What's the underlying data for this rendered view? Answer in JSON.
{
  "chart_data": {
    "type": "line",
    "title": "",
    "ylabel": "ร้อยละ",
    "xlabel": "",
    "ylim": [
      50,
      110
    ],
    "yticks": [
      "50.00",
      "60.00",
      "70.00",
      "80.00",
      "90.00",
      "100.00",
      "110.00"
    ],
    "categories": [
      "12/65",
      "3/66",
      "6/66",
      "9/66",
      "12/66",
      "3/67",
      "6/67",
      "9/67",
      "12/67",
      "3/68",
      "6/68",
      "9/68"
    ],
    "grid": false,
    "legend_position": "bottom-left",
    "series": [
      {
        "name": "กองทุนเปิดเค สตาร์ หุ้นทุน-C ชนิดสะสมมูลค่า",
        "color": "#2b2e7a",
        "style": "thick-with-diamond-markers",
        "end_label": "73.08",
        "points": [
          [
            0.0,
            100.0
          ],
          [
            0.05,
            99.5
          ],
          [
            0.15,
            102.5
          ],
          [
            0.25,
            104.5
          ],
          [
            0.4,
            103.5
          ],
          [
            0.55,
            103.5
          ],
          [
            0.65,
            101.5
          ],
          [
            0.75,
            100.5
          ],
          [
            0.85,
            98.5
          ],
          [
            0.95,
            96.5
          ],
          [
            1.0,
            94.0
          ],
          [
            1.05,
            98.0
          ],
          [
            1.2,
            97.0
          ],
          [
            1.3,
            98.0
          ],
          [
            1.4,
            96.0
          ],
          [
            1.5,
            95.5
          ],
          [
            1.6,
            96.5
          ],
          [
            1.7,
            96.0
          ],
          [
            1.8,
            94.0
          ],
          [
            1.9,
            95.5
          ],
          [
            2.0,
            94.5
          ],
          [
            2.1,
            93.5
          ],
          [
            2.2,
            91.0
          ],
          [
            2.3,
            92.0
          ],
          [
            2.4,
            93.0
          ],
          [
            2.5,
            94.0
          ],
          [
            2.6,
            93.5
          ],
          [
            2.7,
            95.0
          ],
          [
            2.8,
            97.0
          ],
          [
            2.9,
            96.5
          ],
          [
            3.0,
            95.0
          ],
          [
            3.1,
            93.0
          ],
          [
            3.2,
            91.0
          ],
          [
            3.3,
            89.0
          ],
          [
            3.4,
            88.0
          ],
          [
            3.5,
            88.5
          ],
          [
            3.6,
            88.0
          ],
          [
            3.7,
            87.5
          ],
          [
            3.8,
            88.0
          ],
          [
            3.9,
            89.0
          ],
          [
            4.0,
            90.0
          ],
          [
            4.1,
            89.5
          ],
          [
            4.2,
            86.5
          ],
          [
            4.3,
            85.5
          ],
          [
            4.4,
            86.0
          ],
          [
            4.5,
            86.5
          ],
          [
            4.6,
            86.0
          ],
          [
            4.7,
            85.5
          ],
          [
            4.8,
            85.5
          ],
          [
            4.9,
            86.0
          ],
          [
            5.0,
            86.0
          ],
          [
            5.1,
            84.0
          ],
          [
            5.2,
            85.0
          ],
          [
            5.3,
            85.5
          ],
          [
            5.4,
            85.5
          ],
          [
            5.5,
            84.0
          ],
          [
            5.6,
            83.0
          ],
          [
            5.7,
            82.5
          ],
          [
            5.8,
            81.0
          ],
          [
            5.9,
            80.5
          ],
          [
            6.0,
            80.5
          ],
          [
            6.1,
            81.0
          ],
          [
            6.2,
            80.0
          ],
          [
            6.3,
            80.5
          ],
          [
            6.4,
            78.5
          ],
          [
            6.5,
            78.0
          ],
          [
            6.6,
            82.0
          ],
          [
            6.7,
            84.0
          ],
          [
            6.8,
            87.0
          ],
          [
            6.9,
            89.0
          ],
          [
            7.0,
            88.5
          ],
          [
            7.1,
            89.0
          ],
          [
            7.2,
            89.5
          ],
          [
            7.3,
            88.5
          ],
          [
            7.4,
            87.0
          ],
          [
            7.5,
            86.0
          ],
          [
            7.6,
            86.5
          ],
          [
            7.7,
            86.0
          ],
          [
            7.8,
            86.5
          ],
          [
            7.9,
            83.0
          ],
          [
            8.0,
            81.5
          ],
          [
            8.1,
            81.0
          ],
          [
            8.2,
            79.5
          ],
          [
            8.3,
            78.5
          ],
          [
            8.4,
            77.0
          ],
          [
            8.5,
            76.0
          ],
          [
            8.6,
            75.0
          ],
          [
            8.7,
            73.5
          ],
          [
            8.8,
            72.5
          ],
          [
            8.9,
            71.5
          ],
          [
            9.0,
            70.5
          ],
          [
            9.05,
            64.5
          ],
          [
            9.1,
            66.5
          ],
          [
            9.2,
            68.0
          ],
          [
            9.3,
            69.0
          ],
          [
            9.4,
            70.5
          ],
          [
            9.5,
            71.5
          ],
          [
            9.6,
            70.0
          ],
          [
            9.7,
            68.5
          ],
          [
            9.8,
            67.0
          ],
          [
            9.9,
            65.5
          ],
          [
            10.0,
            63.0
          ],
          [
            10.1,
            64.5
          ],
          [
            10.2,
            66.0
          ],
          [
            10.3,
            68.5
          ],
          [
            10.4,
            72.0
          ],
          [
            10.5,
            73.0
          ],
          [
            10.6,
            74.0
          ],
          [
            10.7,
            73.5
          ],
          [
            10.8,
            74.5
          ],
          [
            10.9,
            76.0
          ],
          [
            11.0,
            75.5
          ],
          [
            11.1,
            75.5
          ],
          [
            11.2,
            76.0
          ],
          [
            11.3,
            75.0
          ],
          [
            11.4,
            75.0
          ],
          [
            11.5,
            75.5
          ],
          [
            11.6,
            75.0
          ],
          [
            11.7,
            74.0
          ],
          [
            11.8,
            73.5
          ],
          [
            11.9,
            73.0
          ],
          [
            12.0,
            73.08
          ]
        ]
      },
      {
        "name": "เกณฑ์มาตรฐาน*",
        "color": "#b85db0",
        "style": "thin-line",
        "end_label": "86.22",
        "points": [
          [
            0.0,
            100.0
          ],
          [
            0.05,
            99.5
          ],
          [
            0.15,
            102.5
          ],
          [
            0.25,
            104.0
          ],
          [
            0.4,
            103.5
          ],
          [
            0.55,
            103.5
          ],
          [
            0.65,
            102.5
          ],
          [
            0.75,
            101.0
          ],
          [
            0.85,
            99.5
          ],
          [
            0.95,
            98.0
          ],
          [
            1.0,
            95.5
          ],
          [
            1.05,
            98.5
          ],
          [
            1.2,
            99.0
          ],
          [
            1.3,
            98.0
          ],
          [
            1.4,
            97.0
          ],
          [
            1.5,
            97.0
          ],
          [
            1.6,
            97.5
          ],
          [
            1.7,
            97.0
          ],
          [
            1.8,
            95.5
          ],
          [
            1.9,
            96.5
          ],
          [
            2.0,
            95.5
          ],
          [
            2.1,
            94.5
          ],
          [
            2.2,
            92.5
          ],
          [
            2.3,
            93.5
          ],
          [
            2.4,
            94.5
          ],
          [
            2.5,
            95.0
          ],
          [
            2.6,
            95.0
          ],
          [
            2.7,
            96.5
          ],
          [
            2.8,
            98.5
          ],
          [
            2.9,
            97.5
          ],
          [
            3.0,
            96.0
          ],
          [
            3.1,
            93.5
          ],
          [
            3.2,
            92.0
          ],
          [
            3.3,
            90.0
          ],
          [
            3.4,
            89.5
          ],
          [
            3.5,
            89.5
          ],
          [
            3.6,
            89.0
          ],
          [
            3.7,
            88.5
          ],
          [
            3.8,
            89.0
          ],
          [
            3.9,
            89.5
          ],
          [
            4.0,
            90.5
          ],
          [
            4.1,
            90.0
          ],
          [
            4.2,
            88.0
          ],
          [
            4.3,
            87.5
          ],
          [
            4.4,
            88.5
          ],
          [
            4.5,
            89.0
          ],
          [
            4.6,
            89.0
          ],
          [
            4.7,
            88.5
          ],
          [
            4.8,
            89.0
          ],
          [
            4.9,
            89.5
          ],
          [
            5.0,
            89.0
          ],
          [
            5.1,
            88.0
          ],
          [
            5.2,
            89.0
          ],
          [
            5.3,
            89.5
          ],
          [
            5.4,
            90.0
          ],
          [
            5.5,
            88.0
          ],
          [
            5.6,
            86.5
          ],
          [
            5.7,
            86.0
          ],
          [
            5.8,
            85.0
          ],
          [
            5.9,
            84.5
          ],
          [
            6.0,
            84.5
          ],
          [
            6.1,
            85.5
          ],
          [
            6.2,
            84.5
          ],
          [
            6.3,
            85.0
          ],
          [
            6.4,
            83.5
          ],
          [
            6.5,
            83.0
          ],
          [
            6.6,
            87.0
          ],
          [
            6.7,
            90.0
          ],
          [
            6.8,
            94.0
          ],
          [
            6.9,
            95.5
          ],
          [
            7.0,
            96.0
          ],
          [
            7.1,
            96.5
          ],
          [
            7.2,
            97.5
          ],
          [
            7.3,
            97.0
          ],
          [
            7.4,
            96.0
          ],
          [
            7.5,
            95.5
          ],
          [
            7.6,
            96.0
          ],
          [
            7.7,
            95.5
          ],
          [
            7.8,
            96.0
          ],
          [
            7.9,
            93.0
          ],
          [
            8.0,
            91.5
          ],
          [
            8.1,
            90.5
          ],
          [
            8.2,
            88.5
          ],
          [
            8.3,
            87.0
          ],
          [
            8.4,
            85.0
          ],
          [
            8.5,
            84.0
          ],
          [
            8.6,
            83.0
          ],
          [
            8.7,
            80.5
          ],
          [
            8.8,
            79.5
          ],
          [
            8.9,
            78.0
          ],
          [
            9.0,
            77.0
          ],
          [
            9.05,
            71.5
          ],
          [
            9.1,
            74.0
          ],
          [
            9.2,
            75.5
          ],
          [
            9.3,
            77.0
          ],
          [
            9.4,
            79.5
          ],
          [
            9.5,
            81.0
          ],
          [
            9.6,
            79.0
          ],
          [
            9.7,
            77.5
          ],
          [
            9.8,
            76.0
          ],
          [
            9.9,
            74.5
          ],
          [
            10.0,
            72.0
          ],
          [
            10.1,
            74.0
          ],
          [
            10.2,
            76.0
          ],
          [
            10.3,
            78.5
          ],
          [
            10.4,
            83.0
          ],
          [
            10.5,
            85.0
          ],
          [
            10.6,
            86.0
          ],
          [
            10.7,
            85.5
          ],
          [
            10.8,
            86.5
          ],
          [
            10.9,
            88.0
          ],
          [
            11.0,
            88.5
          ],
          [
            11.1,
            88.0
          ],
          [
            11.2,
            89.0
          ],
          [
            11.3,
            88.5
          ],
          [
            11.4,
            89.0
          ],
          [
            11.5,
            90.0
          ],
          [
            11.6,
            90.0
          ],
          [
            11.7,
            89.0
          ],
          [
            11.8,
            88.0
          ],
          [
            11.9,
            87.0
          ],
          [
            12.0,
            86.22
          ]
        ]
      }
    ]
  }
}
+ + + +
> **Set problem**
Identify how many lines in the entries above include the string "style", then state that number alone.

> **Expected output**
2